▶ _WHAT YOU SHOULD DO_
Scan the data below and pick out the lines containing the word "that".
## begin SUPPLIED DATA
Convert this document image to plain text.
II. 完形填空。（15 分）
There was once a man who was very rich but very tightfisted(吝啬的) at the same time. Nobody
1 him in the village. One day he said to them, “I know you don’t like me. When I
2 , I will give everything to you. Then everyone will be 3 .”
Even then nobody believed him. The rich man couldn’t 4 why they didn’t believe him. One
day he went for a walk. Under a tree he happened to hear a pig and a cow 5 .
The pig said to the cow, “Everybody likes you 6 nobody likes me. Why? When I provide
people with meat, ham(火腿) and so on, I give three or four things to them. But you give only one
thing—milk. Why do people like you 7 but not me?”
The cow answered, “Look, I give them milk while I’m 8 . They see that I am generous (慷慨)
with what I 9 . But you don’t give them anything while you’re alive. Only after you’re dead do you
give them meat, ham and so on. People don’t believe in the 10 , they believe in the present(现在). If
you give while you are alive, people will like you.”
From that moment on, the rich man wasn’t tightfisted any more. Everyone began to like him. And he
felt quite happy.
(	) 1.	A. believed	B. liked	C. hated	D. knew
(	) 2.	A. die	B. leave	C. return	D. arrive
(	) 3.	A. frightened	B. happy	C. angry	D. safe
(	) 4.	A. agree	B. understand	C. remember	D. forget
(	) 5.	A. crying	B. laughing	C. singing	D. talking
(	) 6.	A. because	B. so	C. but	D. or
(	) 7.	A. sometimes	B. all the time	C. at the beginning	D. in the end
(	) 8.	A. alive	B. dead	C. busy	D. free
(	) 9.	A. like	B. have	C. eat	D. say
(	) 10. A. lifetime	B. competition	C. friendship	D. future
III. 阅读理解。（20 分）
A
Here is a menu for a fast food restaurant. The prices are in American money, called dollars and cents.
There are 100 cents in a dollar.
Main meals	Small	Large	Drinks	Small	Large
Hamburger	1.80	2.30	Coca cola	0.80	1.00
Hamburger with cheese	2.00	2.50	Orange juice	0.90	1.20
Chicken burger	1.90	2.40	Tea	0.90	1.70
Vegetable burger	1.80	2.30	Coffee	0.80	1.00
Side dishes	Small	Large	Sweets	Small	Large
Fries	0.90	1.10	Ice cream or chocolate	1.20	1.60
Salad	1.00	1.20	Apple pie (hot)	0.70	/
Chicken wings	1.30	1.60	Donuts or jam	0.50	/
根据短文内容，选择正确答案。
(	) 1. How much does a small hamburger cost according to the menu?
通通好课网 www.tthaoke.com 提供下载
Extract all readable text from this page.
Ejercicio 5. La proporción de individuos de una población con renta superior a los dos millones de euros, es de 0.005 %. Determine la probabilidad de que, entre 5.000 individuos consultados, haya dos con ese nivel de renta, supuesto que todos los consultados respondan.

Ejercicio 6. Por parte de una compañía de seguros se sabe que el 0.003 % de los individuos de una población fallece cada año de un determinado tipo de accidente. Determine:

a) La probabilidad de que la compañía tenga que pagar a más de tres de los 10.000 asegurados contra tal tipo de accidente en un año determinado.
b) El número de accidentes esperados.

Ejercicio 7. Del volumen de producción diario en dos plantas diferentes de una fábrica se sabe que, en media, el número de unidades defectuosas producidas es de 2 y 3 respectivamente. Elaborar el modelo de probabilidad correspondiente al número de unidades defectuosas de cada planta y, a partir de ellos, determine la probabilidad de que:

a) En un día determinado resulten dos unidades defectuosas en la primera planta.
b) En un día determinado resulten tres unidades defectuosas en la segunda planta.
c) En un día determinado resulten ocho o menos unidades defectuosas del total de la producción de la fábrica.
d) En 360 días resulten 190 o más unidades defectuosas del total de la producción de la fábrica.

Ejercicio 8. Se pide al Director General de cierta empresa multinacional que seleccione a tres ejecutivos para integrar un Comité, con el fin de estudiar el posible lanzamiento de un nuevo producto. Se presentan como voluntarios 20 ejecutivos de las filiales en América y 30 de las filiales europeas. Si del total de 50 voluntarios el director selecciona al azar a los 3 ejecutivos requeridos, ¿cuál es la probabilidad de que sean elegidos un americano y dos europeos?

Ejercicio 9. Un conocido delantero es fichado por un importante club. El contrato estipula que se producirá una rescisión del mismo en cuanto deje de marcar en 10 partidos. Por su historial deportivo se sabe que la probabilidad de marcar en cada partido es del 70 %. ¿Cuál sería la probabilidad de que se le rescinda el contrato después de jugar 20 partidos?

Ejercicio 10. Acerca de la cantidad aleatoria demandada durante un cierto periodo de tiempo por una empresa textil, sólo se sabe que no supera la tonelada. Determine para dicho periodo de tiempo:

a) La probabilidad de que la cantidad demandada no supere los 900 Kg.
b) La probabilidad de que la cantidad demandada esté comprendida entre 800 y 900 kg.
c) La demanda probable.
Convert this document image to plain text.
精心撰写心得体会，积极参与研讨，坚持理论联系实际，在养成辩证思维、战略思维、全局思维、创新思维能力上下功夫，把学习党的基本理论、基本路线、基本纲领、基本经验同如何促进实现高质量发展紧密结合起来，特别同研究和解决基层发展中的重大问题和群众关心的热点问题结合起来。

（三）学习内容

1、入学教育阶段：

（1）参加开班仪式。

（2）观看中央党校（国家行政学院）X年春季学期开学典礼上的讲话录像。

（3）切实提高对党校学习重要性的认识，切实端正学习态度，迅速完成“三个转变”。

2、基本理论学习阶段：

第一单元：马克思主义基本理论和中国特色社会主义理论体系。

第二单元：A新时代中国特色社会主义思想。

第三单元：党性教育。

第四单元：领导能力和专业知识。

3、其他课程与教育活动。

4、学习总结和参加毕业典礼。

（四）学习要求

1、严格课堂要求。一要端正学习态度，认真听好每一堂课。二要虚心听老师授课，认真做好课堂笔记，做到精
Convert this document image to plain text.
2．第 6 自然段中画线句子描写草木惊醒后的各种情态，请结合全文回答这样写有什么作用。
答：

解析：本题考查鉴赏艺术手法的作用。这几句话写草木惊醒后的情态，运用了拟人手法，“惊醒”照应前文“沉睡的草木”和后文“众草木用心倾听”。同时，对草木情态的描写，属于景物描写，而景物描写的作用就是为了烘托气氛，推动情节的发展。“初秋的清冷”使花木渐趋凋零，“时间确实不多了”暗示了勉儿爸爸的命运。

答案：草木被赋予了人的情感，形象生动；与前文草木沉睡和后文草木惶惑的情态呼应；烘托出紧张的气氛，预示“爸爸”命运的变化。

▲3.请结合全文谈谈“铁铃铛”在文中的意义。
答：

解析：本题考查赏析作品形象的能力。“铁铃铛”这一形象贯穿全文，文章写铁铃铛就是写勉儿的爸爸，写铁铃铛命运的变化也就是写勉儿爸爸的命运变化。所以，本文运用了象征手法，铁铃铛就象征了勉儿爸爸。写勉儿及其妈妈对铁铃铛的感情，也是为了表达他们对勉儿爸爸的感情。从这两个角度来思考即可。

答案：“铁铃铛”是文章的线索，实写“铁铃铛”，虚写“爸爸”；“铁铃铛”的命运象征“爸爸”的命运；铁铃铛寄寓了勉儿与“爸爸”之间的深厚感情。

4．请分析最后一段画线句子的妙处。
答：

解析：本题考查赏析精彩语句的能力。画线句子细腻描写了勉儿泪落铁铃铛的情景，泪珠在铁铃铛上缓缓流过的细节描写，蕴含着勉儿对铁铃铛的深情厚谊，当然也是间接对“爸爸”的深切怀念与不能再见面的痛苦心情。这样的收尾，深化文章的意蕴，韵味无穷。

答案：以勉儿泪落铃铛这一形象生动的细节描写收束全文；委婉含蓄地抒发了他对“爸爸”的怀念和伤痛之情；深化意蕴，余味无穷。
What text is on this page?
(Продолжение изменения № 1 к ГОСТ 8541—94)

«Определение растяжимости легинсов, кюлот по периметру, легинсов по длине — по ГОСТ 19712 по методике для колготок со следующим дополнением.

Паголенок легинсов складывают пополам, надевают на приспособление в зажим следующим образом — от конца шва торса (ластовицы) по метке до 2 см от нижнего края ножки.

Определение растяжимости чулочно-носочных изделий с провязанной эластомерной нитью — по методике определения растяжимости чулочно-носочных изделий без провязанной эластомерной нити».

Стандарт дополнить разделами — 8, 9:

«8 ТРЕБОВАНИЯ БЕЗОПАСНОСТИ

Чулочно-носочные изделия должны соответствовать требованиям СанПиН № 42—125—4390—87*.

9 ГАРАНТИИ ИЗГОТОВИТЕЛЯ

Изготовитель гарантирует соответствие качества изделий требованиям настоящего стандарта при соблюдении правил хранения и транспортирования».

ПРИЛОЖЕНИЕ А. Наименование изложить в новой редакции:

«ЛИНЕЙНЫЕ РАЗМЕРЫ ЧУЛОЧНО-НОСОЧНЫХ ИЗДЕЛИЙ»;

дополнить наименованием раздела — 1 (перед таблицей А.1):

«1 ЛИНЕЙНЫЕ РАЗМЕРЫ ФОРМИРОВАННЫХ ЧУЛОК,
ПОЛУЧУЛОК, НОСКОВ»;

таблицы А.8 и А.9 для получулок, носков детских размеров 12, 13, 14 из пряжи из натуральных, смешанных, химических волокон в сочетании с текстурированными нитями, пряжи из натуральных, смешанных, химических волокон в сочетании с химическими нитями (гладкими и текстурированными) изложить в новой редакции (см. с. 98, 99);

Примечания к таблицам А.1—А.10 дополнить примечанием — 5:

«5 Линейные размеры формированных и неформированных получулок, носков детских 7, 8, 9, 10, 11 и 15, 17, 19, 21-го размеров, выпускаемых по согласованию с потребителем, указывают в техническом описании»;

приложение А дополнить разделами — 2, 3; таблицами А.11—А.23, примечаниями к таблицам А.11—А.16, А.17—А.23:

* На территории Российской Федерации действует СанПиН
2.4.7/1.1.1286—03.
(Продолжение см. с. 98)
## end SUPPLIED DATA
▶ _RIGHT ANSWER_
The cow answered, “Look, I give them milk while I’m 8 . They see that I am generous (慷慨)
From that moment on, the rich man wasn’t tightfisted any more. Everyone began to like him. And he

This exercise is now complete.